- [Input material]

-- BEGIN --

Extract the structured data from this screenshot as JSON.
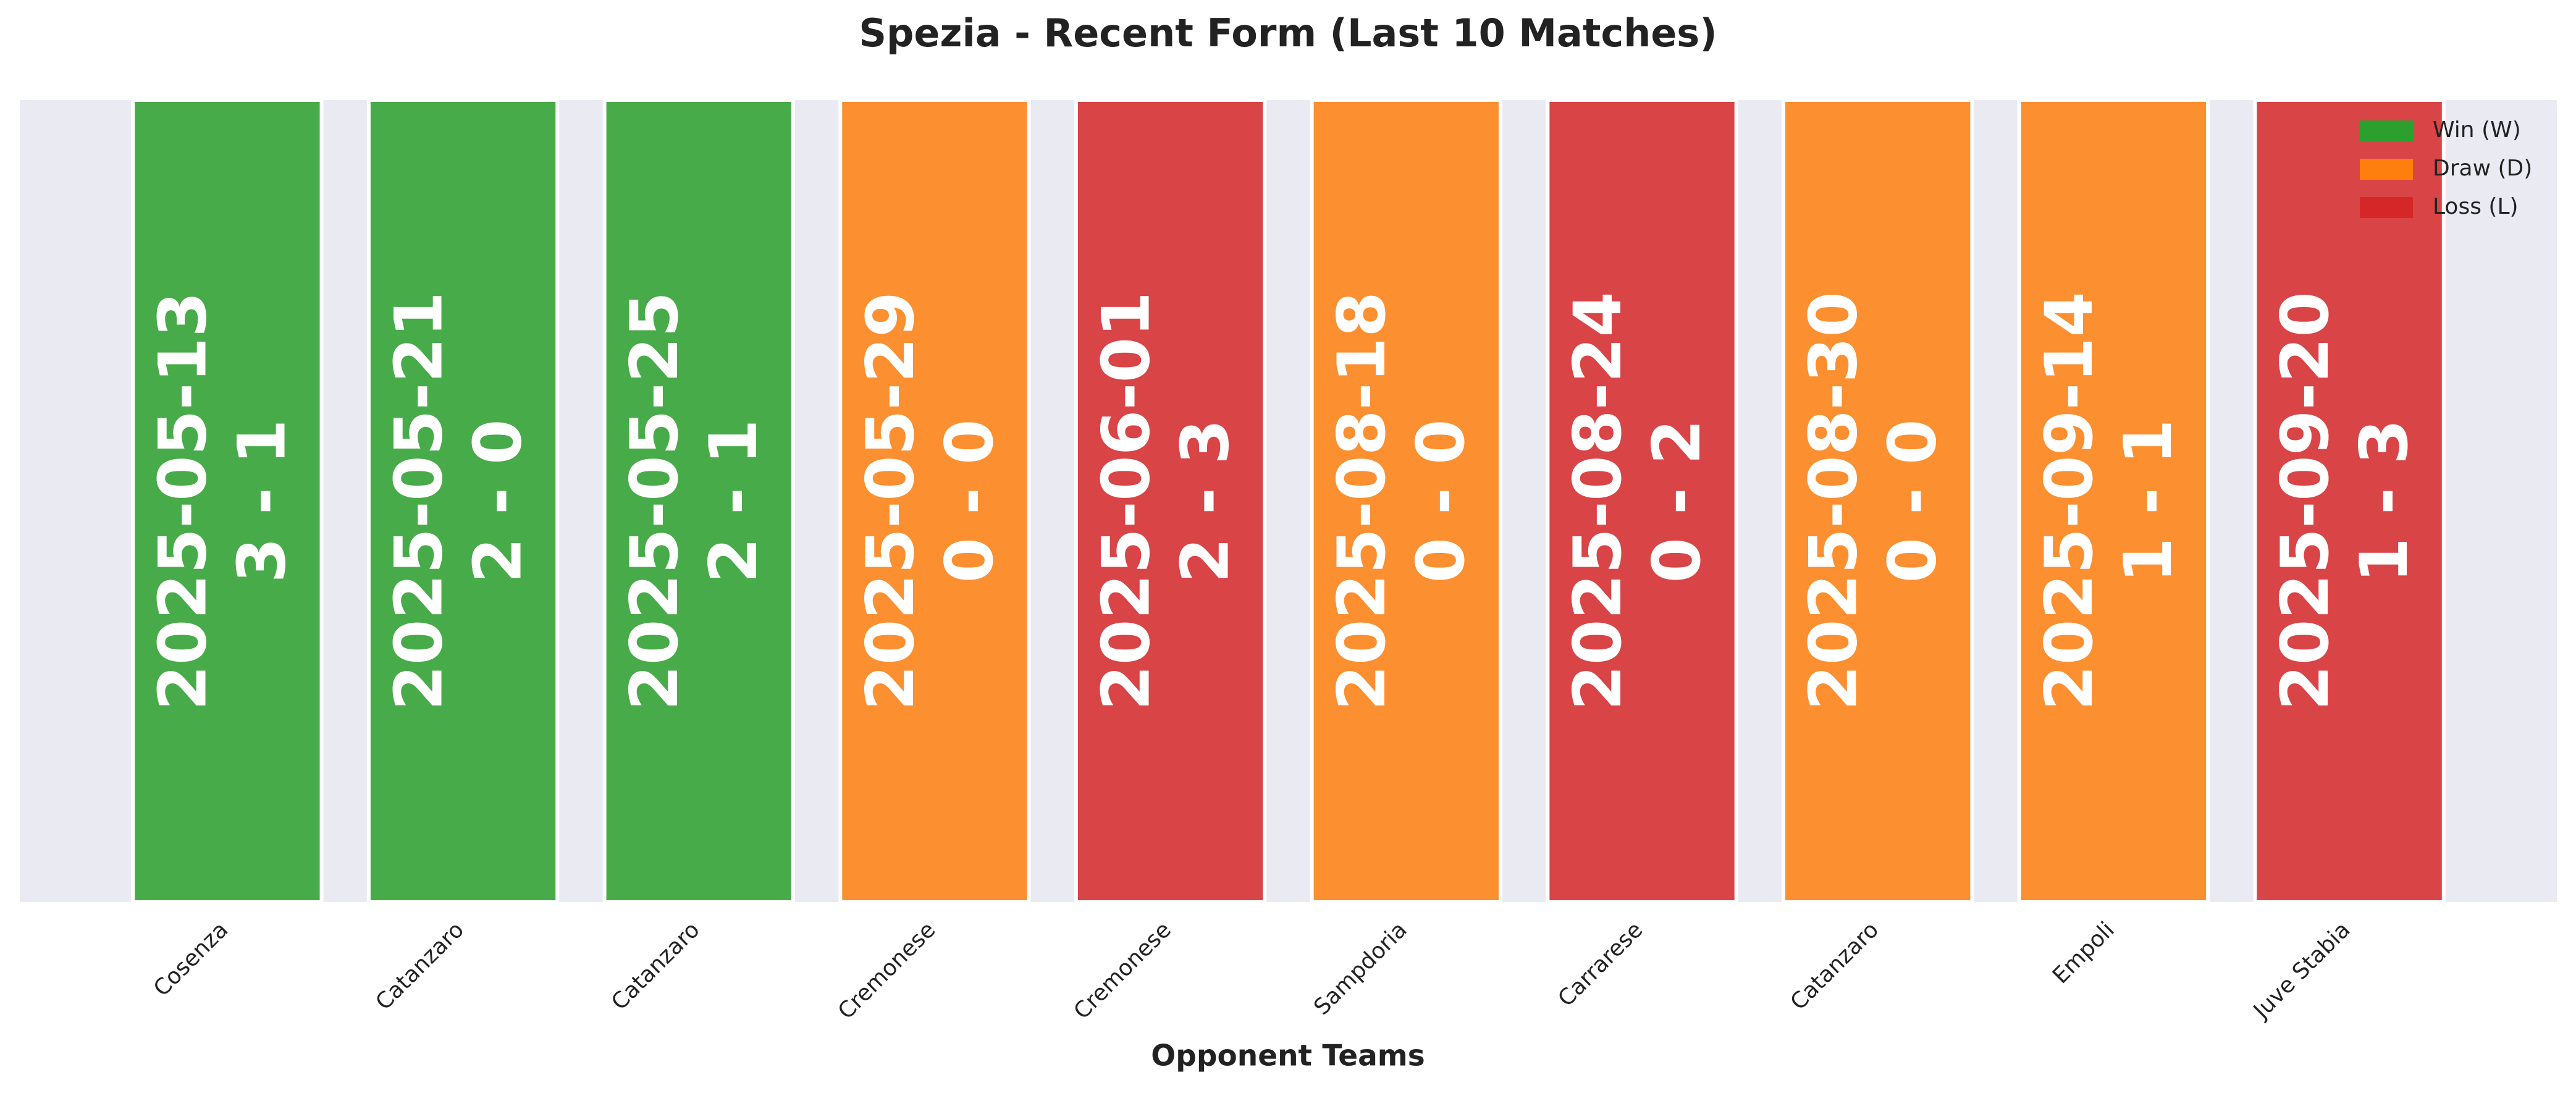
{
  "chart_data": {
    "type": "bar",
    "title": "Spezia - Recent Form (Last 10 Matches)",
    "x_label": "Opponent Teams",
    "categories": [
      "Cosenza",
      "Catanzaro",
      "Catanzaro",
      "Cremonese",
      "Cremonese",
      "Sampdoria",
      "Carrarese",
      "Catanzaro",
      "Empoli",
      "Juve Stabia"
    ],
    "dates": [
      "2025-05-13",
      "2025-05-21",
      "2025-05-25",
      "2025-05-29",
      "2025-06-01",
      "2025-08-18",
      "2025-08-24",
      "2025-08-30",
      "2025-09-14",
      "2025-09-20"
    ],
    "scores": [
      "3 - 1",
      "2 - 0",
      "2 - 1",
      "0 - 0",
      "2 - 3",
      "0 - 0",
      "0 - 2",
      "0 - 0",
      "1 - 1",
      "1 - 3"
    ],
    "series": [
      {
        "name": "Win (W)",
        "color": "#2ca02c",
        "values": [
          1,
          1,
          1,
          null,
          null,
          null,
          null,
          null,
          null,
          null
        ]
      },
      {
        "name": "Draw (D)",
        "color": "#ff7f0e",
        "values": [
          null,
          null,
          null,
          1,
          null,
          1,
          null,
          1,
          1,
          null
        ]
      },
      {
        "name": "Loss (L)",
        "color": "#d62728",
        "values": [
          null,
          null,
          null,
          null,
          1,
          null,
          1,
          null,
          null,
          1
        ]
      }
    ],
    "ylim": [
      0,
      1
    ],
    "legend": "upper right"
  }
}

-- END --
-- BEGIN --

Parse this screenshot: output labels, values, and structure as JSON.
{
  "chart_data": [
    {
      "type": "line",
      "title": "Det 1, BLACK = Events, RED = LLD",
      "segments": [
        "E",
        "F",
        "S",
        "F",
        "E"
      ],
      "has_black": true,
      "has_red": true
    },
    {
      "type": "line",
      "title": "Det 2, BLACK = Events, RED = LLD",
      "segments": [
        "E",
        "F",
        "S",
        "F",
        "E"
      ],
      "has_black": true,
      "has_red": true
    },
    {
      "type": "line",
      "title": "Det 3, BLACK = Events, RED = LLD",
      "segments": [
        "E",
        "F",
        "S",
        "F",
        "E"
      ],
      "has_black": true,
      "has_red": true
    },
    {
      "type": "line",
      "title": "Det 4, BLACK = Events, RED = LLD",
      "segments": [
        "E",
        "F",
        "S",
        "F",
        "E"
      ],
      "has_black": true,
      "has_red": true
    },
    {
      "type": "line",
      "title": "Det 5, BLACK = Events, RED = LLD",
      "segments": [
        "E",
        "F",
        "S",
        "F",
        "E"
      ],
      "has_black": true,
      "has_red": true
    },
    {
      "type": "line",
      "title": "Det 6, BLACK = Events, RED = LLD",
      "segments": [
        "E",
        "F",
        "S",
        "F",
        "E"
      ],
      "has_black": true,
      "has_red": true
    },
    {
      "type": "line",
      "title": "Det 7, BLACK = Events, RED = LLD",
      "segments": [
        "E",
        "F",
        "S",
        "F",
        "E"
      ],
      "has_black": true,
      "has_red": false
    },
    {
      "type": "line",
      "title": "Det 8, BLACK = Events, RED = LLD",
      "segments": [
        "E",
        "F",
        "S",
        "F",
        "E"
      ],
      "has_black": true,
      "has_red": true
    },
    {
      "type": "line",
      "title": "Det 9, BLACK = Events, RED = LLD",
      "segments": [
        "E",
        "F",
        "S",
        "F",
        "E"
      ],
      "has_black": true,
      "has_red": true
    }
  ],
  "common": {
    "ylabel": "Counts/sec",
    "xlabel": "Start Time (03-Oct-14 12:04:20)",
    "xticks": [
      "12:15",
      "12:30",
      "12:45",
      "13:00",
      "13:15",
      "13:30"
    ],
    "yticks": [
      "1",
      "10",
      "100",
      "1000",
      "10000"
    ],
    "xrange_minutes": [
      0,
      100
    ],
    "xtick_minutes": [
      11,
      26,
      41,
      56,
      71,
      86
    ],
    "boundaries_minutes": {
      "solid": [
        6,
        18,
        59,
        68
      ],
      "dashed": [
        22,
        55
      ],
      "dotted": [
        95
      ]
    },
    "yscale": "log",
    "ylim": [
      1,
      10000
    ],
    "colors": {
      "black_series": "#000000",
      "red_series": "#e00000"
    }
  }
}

-- END --

- [To do] Identify every line where the string "screenshot" appears.

- [Result for this task]
Extract the structured data from this screenshot as JSON.
Parse this screenshot: output labels, values, and structure as JSON.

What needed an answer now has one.